Data provided:
▼

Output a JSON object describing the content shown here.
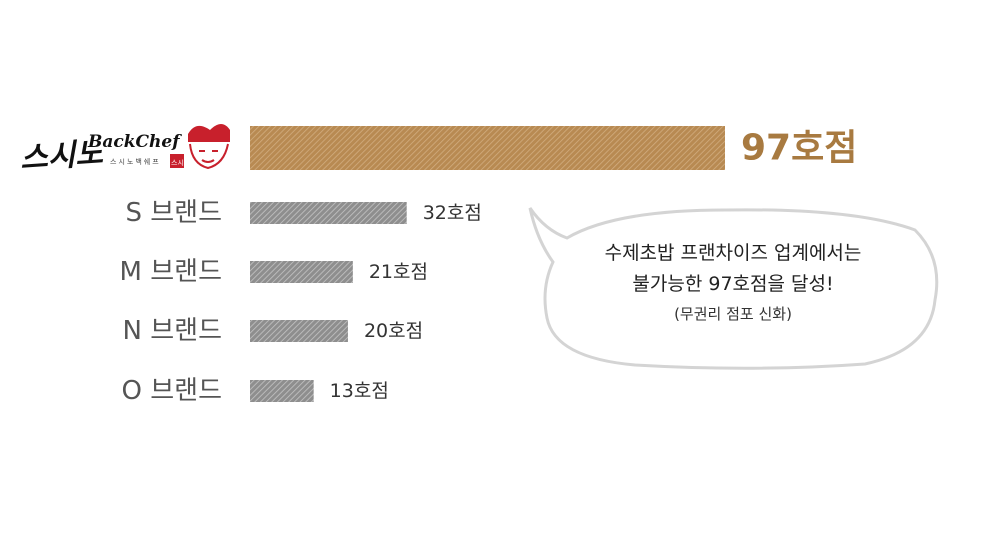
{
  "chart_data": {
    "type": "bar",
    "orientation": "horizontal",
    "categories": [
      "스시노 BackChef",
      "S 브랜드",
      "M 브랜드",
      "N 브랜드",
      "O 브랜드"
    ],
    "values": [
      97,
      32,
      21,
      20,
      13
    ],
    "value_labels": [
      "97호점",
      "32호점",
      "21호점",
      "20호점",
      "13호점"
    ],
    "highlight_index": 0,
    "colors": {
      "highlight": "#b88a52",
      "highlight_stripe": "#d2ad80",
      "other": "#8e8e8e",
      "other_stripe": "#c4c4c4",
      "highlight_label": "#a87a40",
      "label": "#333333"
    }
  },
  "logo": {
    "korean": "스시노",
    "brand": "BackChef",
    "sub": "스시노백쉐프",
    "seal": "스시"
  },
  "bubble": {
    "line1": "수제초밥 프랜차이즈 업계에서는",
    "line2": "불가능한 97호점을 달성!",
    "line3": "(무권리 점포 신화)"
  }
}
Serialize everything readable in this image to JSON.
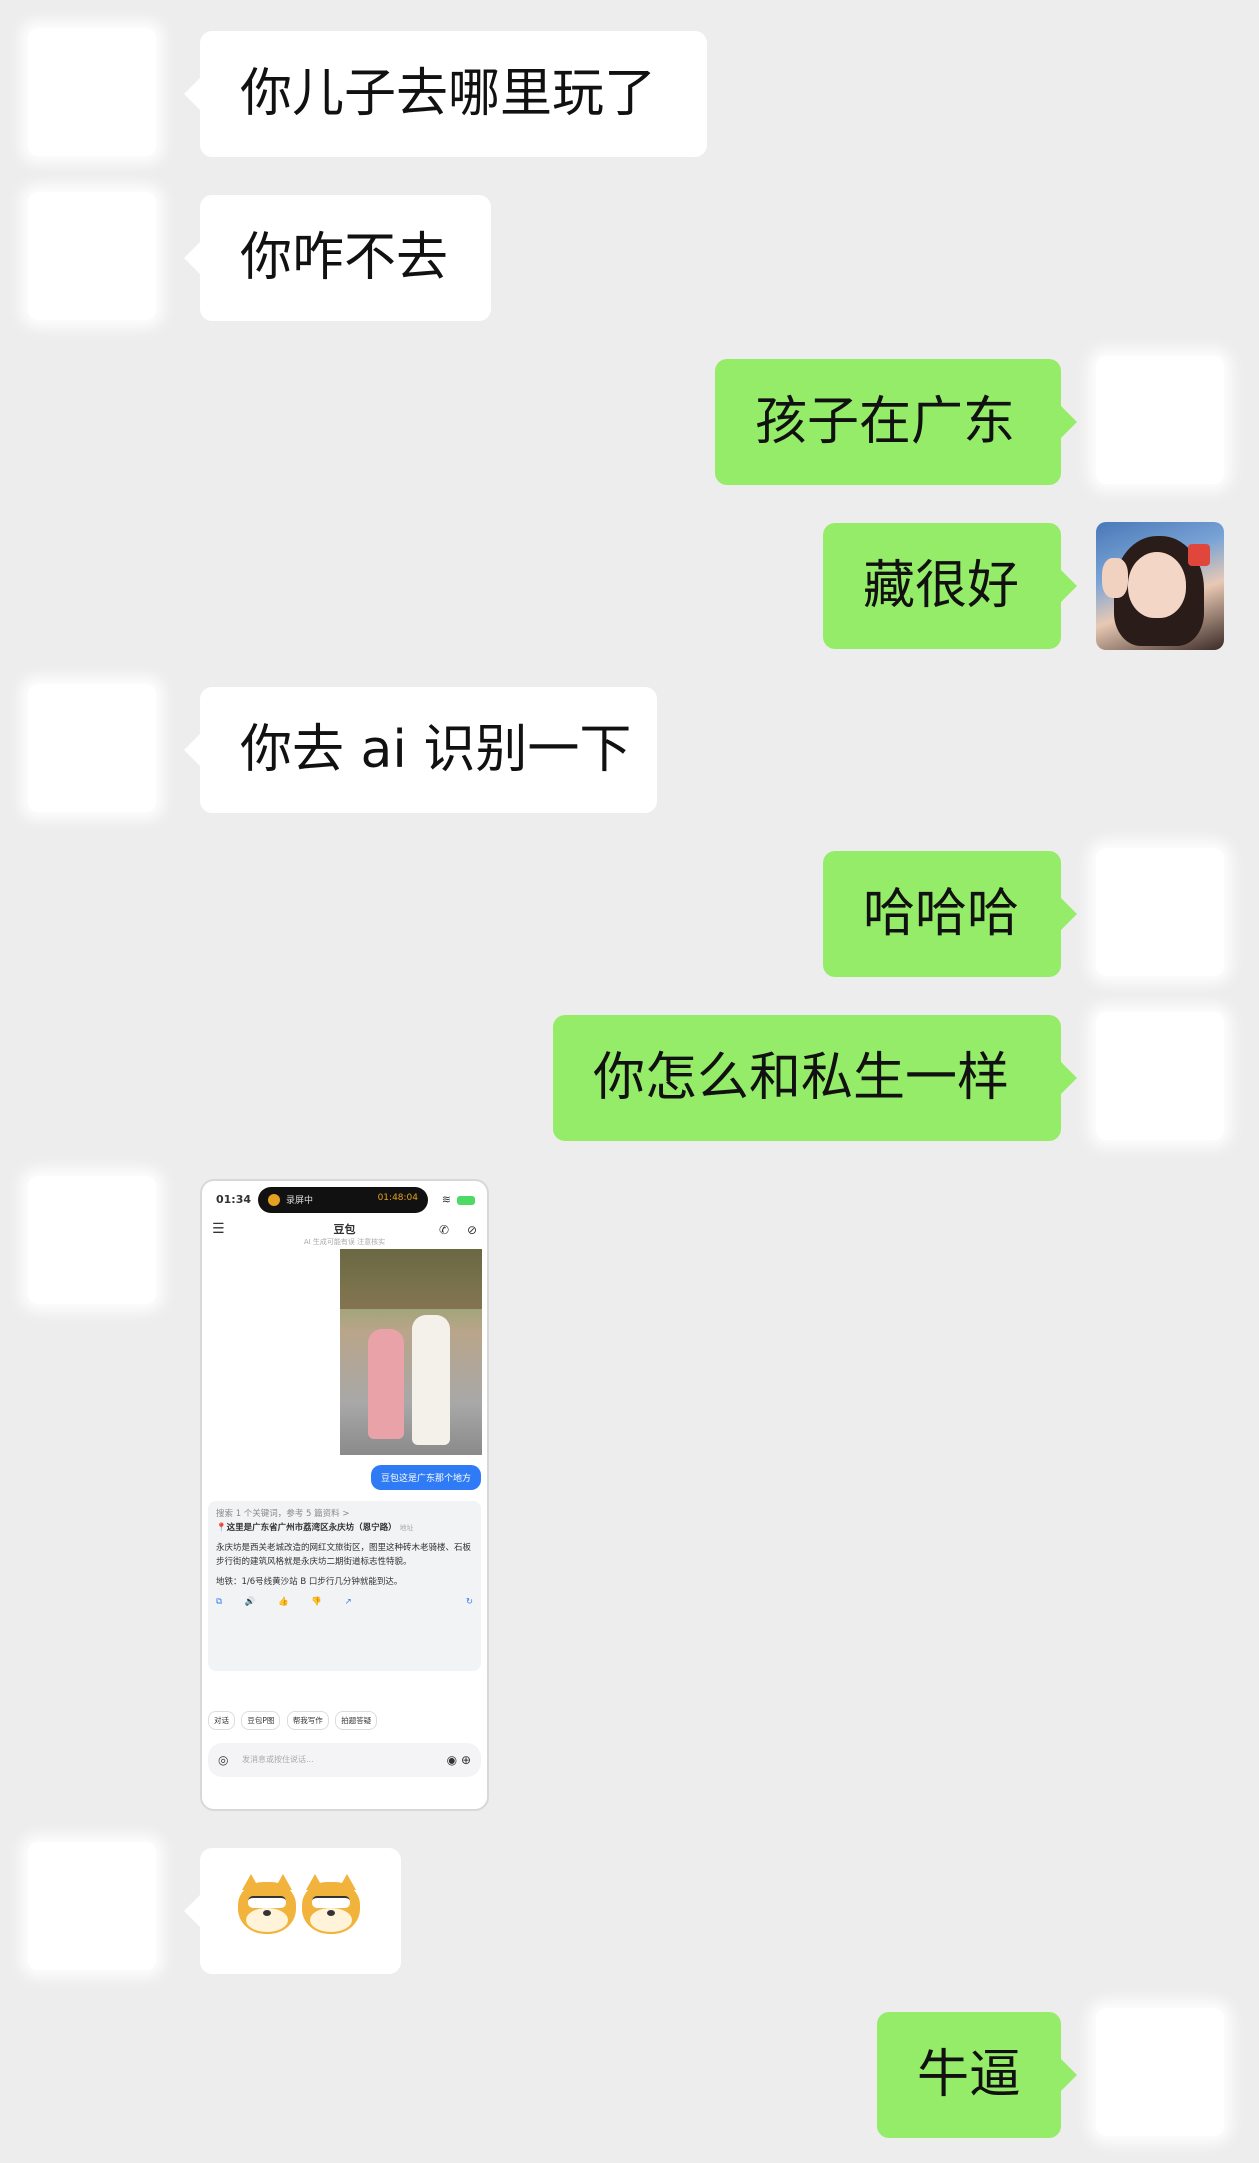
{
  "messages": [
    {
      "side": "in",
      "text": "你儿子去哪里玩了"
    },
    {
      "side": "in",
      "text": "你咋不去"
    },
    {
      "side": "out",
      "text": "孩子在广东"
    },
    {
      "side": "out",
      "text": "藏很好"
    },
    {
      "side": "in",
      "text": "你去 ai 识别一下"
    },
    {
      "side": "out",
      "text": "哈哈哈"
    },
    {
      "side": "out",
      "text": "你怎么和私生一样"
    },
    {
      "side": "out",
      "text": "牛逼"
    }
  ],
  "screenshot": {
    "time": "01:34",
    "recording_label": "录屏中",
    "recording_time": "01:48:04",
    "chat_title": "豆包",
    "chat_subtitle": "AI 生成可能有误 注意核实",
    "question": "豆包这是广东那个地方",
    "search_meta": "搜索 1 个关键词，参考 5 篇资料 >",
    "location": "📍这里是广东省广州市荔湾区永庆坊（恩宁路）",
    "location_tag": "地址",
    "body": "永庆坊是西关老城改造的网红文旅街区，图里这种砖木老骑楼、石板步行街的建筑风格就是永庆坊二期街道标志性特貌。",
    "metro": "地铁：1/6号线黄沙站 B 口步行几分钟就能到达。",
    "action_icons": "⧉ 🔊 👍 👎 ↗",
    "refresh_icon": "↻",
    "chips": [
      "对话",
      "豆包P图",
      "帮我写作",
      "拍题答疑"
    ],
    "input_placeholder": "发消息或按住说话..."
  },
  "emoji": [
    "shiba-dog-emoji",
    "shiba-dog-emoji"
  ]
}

▲

Short task: Nothing in the entries above should change when they are printed again, except that the pictures are dropped.

Solution to this exercise:
Output a JSON object describing the content shown here.
{
  "chart_data": {
    "type": "bar",
    "orientation": "horizontal",
    "categories": [
      "스시노 BackChef",
      "S 브랜드",
      "M 브랜드",
      "N 브랜드",
      "O 브랜드"
    ],
    "values": [
      97,
      32,
      21,
      20,
      13
    ],
    "value_labels": [
      "97호점",
      "32호점",
      "21호점",
      "20호점",
      "13호점"
    ],
    "highlight_index": 0,
    "colors": {
      "highlight": "#b88a52",
      "highlight_stripe": "#d2ad80",
      "other": "#8e8e8e",
      "other_stripe": "#c4c4c4",
      "highlight_label": "#a87a40",
      "label": "#333333"
    }
  },
  "logo": {
    "korean": "스시노",
    "brand": "BackChef",
    "sub": "스시노백쉐프",
    "seal": "스시"
  },
  "bubble": {
    "line1": "수제초밥 프랜차이즈 업계에서는",
    "line2": "불가능한 97호점을 달성!",
    "line3": "(무권리 점포 신화)"
  }
}
Serialize everything readable in this image to JSON.
{
  "messages": [
    {
      "side": "in",
      "text": "你儿子去哪里玩了"
    },
    {
      "side": "in",
      "text": "你咋不去"
    },
    {
      "side": "out",
      "text": "孩子在广东"
    },
    {
      "side": "out",
      "text": "藏很好"
    },
    {
      "side": "in",
      "text": "你去 ai 识别一下"
    },
    {
      "side": "out",
      "text": "哈哈哈"
    },
    {
      "side": "out",
      "text": "你怎么和私生一样"
    },
    {
      "side": "out",
      "text": "牛逼"
    }
  ],
  "screenshot": {
    "time": "01:34",
    "recording_label": "录屏中",
    "recording_time": "01:48:04",
    "chat_title": "豆包",
    "chat_subtitle": "AI 生成可能有误 注意核实",
    "question": "豆包这是广东那个地方",
    "search_meta": "搜索 1 个关键词，参考 5 篇资料 >",
    "location": "📍这里是广东省广州市荔湾区永庆坊（恩宁路）",
    "location_tag": "地址",
    "body": "永庆坊是西关老城改造的网红文旅街区，图里这种砖木老骑楼、石板步行街的建筑风格就是永庆坊二期街道标志性特貌。",
    "metro": "地铁：1/6号线黄沙站 B 口步行几分钟就能到达。",
    "action_icons": "⧉ 🔊 👍 👎 ↗",
    "refresh_icon": "↻",
    "chips": [
      "对话",
      "豆包P图",
      "帮我写作",
      "拍题答疑"
    ],
    "input_placeholder": "发消息或按住说话..."
  },
  "emoji": [
    "shiba-dog-emoji",
    "shiba-dog-emoji"
  ]
}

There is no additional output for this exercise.